━━ Records for processing ━━

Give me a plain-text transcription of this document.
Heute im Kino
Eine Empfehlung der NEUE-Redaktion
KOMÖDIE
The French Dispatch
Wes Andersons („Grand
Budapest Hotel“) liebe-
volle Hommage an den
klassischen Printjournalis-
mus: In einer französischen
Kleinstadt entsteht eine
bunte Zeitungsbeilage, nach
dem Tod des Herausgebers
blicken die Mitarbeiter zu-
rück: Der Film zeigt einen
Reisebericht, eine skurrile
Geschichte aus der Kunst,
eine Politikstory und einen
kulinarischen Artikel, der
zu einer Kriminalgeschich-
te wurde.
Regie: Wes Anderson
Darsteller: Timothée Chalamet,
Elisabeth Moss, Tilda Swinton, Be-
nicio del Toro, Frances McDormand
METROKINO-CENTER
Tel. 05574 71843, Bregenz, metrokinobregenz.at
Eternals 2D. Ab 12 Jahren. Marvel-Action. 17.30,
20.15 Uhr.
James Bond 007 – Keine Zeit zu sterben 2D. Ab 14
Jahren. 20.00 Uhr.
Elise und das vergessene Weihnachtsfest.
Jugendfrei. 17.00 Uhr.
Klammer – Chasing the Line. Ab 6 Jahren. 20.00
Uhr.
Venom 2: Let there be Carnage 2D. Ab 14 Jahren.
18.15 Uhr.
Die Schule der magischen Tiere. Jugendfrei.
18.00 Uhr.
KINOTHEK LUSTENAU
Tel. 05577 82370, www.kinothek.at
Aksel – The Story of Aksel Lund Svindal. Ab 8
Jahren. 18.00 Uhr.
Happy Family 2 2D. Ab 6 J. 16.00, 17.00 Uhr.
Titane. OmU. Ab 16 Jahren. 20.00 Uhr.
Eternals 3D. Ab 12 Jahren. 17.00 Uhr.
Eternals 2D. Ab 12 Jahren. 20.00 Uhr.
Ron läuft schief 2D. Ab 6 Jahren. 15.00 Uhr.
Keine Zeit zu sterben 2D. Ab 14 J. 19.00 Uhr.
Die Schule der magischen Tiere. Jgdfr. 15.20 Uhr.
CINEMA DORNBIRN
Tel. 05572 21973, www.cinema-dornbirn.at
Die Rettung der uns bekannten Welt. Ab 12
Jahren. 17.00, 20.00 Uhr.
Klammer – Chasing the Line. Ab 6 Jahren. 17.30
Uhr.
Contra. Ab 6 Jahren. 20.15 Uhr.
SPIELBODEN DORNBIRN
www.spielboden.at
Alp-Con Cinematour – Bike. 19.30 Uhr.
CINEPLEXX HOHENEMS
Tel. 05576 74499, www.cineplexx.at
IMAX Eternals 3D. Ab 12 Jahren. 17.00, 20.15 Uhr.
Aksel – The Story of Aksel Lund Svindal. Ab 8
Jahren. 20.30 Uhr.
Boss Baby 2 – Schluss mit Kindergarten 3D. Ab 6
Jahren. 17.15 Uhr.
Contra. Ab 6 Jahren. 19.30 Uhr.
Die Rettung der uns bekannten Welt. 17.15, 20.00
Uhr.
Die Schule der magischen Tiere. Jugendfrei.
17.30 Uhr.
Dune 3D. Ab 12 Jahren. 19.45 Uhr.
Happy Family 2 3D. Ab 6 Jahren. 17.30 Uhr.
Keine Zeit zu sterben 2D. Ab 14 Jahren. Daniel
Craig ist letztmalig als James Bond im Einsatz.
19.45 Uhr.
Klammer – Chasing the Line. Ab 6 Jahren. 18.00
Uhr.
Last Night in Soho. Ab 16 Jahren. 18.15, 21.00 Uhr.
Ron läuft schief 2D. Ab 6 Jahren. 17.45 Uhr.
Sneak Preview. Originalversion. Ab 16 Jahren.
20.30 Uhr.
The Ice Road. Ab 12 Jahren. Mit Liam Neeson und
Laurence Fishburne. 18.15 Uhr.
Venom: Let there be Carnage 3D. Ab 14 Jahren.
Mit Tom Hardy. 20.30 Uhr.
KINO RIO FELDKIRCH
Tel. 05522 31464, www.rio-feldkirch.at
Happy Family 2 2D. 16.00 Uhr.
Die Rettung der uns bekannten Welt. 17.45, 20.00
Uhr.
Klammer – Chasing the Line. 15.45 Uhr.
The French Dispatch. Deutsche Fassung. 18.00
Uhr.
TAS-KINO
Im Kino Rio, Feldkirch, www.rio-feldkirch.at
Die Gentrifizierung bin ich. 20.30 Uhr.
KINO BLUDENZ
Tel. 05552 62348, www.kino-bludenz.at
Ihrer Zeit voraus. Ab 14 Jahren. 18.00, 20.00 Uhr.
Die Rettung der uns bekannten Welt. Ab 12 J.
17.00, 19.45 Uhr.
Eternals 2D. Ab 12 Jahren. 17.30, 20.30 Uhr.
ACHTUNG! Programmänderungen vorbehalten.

━━━

Give only the number of lines in the entries above that contain the string "schief".

2